**Data for processing**
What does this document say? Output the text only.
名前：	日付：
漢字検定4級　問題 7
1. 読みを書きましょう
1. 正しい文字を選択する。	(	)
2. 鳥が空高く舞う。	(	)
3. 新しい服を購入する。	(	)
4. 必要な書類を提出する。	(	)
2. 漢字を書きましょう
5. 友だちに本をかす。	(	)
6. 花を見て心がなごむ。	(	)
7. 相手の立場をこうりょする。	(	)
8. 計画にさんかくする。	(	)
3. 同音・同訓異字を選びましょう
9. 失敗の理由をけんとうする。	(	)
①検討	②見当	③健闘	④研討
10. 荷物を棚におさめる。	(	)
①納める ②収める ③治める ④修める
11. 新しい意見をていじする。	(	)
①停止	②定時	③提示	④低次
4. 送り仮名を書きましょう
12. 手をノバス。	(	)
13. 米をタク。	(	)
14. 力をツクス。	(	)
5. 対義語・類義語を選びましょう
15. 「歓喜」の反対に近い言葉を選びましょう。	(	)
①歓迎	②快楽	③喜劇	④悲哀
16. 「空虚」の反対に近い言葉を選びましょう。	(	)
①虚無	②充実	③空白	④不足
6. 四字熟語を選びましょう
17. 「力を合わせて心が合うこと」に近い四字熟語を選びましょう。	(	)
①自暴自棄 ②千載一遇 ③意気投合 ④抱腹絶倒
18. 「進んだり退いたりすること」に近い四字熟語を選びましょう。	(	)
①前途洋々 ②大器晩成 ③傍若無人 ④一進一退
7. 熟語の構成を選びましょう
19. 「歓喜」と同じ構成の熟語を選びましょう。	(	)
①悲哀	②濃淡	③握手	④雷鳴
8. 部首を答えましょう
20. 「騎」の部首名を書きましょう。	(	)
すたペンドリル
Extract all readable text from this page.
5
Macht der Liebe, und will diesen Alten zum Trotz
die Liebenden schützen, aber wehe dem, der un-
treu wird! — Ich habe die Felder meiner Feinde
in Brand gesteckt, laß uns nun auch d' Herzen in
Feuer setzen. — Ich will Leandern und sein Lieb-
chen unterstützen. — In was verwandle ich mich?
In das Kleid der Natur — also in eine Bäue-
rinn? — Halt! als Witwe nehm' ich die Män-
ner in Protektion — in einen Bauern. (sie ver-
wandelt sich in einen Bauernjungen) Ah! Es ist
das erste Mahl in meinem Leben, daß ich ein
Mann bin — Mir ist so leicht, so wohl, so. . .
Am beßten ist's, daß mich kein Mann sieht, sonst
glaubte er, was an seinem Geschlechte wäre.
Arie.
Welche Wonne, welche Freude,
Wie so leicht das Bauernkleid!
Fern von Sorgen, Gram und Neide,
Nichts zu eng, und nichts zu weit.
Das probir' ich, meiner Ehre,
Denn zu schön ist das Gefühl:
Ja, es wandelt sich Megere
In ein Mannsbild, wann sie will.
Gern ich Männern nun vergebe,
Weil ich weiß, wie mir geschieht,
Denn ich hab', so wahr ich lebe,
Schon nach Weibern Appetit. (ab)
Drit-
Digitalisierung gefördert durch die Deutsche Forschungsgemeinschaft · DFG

**Exercise**
Using the listing, copy every line where the word "text" shows up.

**The output**
What does this document say? Output the text only.
Extract all readable text from this page.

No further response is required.